* [Data entries]
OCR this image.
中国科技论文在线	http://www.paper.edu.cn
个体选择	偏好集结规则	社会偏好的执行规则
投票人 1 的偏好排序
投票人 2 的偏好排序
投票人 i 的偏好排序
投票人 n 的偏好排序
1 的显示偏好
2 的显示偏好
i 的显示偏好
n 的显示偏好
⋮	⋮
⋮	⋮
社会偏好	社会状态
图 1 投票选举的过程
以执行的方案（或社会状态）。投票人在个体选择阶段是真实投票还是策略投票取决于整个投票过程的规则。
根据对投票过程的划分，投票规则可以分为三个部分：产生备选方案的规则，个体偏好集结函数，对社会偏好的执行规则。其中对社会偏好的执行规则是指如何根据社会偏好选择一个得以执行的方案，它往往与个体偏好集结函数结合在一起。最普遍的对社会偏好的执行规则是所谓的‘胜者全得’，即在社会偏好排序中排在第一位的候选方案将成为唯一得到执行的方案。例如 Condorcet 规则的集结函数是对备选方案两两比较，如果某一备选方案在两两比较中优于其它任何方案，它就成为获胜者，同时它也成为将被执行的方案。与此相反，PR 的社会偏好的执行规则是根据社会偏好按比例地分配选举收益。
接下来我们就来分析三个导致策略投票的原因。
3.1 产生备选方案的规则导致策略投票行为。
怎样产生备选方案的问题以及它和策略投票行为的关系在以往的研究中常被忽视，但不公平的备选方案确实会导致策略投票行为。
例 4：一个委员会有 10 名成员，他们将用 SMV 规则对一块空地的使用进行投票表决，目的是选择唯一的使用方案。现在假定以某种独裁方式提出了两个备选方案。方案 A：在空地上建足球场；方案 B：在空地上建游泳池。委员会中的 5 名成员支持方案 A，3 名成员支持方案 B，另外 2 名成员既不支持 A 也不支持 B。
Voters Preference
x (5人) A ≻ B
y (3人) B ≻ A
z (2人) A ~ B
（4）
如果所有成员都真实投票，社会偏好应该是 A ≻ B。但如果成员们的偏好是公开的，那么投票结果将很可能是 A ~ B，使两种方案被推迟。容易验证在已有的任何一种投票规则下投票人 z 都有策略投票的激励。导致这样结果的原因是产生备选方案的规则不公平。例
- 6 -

* [Work instructions] Where a line of the records above holds the word "的偏好排序", copy that line.

* [Solution for this task]
投票人 1 的偏好排序
投票人 2 的偏好排序
投票人 i 的偏好排序
投票人 n 的偏好排序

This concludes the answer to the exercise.